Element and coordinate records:
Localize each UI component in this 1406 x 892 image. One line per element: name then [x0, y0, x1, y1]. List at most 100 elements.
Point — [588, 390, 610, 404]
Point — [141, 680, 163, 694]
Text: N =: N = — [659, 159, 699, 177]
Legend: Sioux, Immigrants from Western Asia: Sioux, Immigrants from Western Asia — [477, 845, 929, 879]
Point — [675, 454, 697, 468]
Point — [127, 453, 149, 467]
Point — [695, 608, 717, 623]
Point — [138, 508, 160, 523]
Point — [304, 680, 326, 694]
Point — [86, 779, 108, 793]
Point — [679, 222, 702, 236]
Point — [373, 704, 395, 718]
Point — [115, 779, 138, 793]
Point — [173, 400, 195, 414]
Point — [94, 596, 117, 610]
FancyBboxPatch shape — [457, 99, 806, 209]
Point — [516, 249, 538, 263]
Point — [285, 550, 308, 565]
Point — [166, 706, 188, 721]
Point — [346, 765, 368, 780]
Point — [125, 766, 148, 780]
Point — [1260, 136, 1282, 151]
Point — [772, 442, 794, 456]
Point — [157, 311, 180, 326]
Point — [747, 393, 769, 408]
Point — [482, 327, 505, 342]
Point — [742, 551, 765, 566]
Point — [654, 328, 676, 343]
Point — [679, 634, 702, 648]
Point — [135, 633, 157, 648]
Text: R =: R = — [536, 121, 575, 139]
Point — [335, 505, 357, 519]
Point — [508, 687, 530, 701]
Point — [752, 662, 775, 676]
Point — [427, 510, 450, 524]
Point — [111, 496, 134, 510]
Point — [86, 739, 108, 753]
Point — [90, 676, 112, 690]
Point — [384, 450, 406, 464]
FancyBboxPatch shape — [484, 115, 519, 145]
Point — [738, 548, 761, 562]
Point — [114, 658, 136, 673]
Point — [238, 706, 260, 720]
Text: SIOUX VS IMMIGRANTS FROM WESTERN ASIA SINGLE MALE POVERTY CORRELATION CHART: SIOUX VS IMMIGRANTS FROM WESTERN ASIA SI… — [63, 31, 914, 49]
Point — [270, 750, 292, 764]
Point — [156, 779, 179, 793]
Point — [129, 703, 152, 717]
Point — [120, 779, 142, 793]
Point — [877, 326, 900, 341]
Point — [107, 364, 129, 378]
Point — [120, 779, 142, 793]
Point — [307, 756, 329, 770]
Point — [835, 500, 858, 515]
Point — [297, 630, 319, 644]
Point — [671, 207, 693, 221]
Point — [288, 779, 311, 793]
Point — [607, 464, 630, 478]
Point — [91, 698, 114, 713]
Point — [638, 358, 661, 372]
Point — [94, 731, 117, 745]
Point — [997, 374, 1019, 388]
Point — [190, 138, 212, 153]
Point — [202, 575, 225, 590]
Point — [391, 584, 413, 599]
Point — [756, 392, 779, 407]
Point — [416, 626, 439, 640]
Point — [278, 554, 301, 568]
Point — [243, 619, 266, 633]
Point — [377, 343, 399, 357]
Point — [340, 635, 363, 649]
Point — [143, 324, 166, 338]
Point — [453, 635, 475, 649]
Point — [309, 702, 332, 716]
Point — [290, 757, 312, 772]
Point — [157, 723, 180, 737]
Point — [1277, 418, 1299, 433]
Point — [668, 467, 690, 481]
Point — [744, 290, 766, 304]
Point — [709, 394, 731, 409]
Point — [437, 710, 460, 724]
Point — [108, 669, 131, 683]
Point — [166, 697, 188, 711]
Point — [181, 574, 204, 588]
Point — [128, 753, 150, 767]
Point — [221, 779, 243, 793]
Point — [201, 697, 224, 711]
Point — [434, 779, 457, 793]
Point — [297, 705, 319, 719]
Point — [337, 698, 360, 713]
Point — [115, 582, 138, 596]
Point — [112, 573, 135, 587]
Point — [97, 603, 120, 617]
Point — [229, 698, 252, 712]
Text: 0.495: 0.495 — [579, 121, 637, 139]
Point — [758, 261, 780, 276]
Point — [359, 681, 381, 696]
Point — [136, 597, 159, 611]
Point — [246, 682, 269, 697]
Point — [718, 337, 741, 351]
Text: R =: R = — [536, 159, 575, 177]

## Given exercise
Reproduce every line of the records above without any changes.

## Full solution
Localize each UI component in this 1406 x 892 image. One line per element: name then [x0, y0, x1, y1]. List at most 100 elements.
Point — [588, 390, 610, 404]
Point — [141, 680, 163, 694]
Text: N =: N = — [659, 159, 699, 177]
Legend: Sioux, Immigrants from Western Asia: Sioux, Immigrants from Western Asia — [477, 845, 929, 879]
Point — [675, 454, 697, 468]
Point — [127, 453, 149, 467]
Point — [695, 608, 717, 623]
Point — [138, 508, 160, 523]
Point — [304, 680, 326, 694]
Point — [86, 779, 108, 793]
Point — [679, 222, 702, 236]
Point — [373, 704, 395, 718]
Point — [115, 779, 138, 793]
Point — [173, 400, 195, 414]
Point — [94, 596, 117, 610]
FancyBboxPatch shape — [457, 99, 806, 209]
Point — [516, 249, 538, 263]
Point — [285, 550, 308, 565]
Point — [166, 706, 188, 721]
Point — [346, 765, 368, 780]
Point — [125, 766, 148, 780]
Point — [1260, 136, 1282, 151]
Point — [772, 442, 794, 456]
Point — [157, 311, 180, 326]
Point — [747, 393, 769, 408]
Point — [482, 327, 505, 342]
Point — [742, 551, 765, 566]
Point — [654, 328, 676, 343]
Point — [679, 634, 702, 648]
Point — [135, 633, 157, 648]
Text: R =: R = — [536, 121, 575, 139]
Point — [335, 505, 357, 519]
Point — [508, 687, 530, 701]
Point — [752, 662, 775, 676]
Point — [427, 510, 450, 524]
Point — [111, 496, 134, 510]
Point — [86, 739, 108, 753]
Point — [90, 676, 112, 690]
Point — [384, 450, 406, 464]
FancyBboxPatch shape — [484, 115, 519, 145]
Point — [738, 548, 761, 562]
Point — [114, 658, 136, 673]
Point — [238, 706, 260, 720]
Text: SIOUX VS IMMIGRANTS FROM WESTERN ASIA SINGLE MALE POVERTY CORRELATION CHART: SIOUX VS IMMIGRANTS FROM WESTERN ASIA SI… — [63, 31, 914, 49]
Point — [270, 750, 292, 764]
Point — [156, 779, 179, 793]
Point — [129, 703, 152, 717]
Point — [120, 779, 142, 793]
Point — [877, 326, 900, 341]
Point — [107, 364, 129, 378]
Point — [120, 779, 142, 793]
Point — [307, 756, 329, 770]
Point — [835, 500, 858, 515]
Point — [297, 630, 319, 644]
Point — [671, 207, 693, 221]
Point — [288, 779, 311, 793]
Point — [607, 464, 630, 478]
Point — [91, 698, 114, 713]
Point — [638, 358, 661, 372]
Point — [94, 731, 117, 745]
Point — [997, 374, 1019, 388]
Point — [190, 138, 212, 153]
Point — [202, 575, 225, 590]
Point — [391, 584, 413, 599]
Point — [756, 392, 779, 407]
Point — [416, 626, 439, 640]
Point — [278, 554, 301, 568]
Point — [243, 619, 266, 633]
Point — [377, 343, 399, 357]
Point — [340, 635, 363, 649]
Point — [143, 324, 166, 338]
Point — [453, 635, 475, 649]
Point — [309, 702, 332, 716]
Point — [290, 757, 312, 772]
Point — [157, 723, 180, 737]
Point — [1277, 418, 1299, 433]
Point — [668, 467, 690, 481]
Point — [744, 290, 766, 304]
Point — [709, 394, 731, 409]
Point — [437, 710, 460, 724]
Point — [108, 669, 131, 683]
Point — [166, 697, 188, 711]
Point — [181, 574, 204, 588]
Point — [128, 753, 150, 767]
Point — [221, 779, 243, 793]
Point — [201, 697, 224, 711]
Point — [434, 779, 457, 793]
Point — [297, 705, 319, 719]
Point — [337, 698, 360, 713]
Point — [115, 582, 138, 596]
Point — [112, 573, 135, 587]
Point — [97, 603, 120, 617]
Point — [229, 698, 252, 712]
Text: 0.495: 0.495 — [579, 121, 637, 139]
Point — [758, 261, 780, 276]
Point — [359, 681, 381, 696]
Point — [136, 597, 159, 611]
Point — [246, 682, 269, 697]
Point — [718, 337, 741, 351]
Text: R =: R = — [536, 159, 575, 177]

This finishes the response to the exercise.